→ **Work to complete**
Without the pictures, print each of the records below exactly as it appears.

→ **Data section**
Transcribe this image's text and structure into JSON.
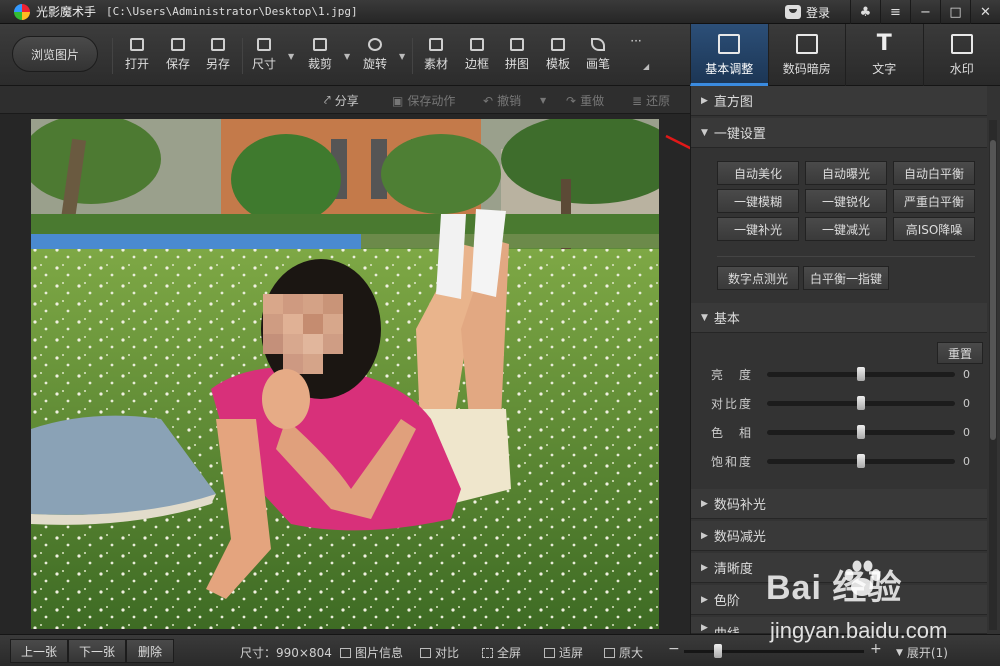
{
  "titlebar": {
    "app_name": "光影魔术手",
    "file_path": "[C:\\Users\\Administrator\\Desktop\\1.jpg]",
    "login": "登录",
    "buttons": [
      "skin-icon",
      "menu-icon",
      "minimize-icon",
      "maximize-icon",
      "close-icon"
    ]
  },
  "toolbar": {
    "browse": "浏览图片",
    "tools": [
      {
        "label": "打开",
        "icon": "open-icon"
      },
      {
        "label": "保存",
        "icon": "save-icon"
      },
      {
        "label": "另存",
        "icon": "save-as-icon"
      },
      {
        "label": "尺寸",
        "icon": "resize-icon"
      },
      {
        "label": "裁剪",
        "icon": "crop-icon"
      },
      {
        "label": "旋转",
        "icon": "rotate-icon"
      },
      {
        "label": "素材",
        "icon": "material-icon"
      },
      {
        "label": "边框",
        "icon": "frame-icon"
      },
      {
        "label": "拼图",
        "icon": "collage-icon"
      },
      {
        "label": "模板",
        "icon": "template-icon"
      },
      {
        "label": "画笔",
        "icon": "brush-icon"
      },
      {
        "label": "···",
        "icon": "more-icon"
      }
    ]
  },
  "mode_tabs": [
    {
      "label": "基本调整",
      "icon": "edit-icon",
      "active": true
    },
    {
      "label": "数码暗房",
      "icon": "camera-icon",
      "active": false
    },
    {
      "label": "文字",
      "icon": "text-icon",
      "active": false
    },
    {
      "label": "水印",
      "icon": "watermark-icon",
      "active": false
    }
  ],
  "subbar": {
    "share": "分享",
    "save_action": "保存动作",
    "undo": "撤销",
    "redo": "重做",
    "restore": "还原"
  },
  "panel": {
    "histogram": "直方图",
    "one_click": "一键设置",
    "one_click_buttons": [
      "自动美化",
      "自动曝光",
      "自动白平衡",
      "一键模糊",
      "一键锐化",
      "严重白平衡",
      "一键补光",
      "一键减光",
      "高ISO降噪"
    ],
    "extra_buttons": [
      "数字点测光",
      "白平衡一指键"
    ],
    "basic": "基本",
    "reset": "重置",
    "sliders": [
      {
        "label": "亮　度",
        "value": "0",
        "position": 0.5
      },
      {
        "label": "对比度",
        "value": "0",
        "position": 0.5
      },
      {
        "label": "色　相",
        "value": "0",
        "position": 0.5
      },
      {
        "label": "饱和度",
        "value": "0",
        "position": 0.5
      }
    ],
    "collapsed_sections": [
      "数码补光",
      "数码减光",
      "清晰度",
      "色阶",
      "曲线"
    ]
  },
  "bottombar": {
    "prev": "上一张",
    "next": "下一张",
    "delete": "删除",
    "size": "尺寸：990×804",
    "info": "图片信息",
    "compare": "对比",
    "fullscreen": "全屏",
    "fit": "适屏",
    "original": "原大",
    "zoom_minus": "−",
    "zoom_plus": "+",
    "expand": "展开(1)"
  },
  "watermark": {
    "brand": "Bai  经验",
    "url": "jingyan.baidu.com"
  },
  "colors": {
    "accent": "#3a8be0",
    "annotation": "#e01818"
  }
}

→ **Worked solution**
Transcribe this image's text and structure into JSON.
{
  "titlebar": {
    "app_name": "光影魔术手",
    "file_path": "[C:\\Users\\Administrator\\Desktop\\1.jpg]",
    "login": "登录",
    "buttons": [
      "skin-icon",
      "menu-icon",
      "minimize-icon",
      "maximize-icon",
      "close-icon"
    ]
  },
  "toolbar": {
    "browse": "浏览图片",
    "tools": [
      {
        "label": "打开",
        "icon": "open-icon"
      },
      {
        "label": "保存",
        "icon": "save-icon"
      },
      {
        "label": "另存",
        "icon": "save-as-icon"
      },
      {
        "label": "尺寸",
        "icon": "resize-icon"
      },
      {
        "label": "裁剪",
        "icon": "crop-icon"
      },
      {
        "label": "旋转",
        "icon": "rotate-icon"
      },
      {
        "label": "素材",
        "icon": "material-icon"
      },
      {
        "label": "边框",
        "icon": "frame-icon"
      },
      {
        "label": "拼图",
        "icon": "collage-icon"
      },
      {
        "label": "模板",
        "icon": "template-icon"
      },
      {
        "label": "画笔",
        "icon": "brush-icon"
      },
      {
        "label": "···",
        "icon": "more-icon"
      }
    ]
  },
  "mode_tabs": [
    {
      "label": "基本调整",
      "icon": "edit-icon",
      "active": true
    },
    {
      "label": "数码暗房",
      "icon": "camera-icon",
      "active": false
    },
    {
      "label": "文字",
      "icon": "text-icon",
      "active": false
    },
    {
      "label": "水印",
      "icon": "watermark-icon",
      "active": false
    }
  ],
  "subbar": {
    "share": "分享",
    "save_action": "保存动作",
    "undo": "撤销",
    "redo": "重做",
    "restore": "还原"
  },
  "panel": {
    "histogram": "直方图",
    "one_click": "一键设置",
    "one_click_buttons": [
      "自动美化",
      "自动曝光",
      "自动白平衡",
      "一键模糊",
      "一键锐化",
      "严重白平衡",
      "一键补光",
      "一键减光",
      "高ISO降噪"
    ],
    "extra_buttons": [
      "数字点测光",
      "白平衡一指键"
    ],
    "basic": "基本",
    "reset": "重置",
    "sliders": [
      {
        "label": "亮　度",
        "value": "0",
        "position": 0.5
      },
      {
        "label": "对比度",
        "value": "0",
        "position": 0.5
      },
      {
        "label": "色　相",
        "value": "0",
        "position": 0.5
      },
      {
        "label": "饱和度",
        "value": "0",
        "position": 0.5
      }
    ],
    "collapsed_sections": [
      "数码补光",
      "数码减光",
      "清晰度",
      "色阶",
      "曲线"
    ]
  },
  "bottombar": {
    "prev": "上一张",
    "next": "下一张",
    "delete": "删除",
    "size": "尺寸：990×804",
    "info": "图片信息",
    "compare": "对比",
    "fullscreen": "全屏",
    "fit": "适屏",
    "original": "原大",
    "zoom_minus": "−",
    "zoom_plus": "+",
    "expand": "展开(1)"
  },
  "watermark": {
    "brand": "Bai  经验",
    "url": "jingyan.baidu.com"
  },
  "colors": {
    "accent": "#3a8be0",
    "annotation": "#e01818"
  }
}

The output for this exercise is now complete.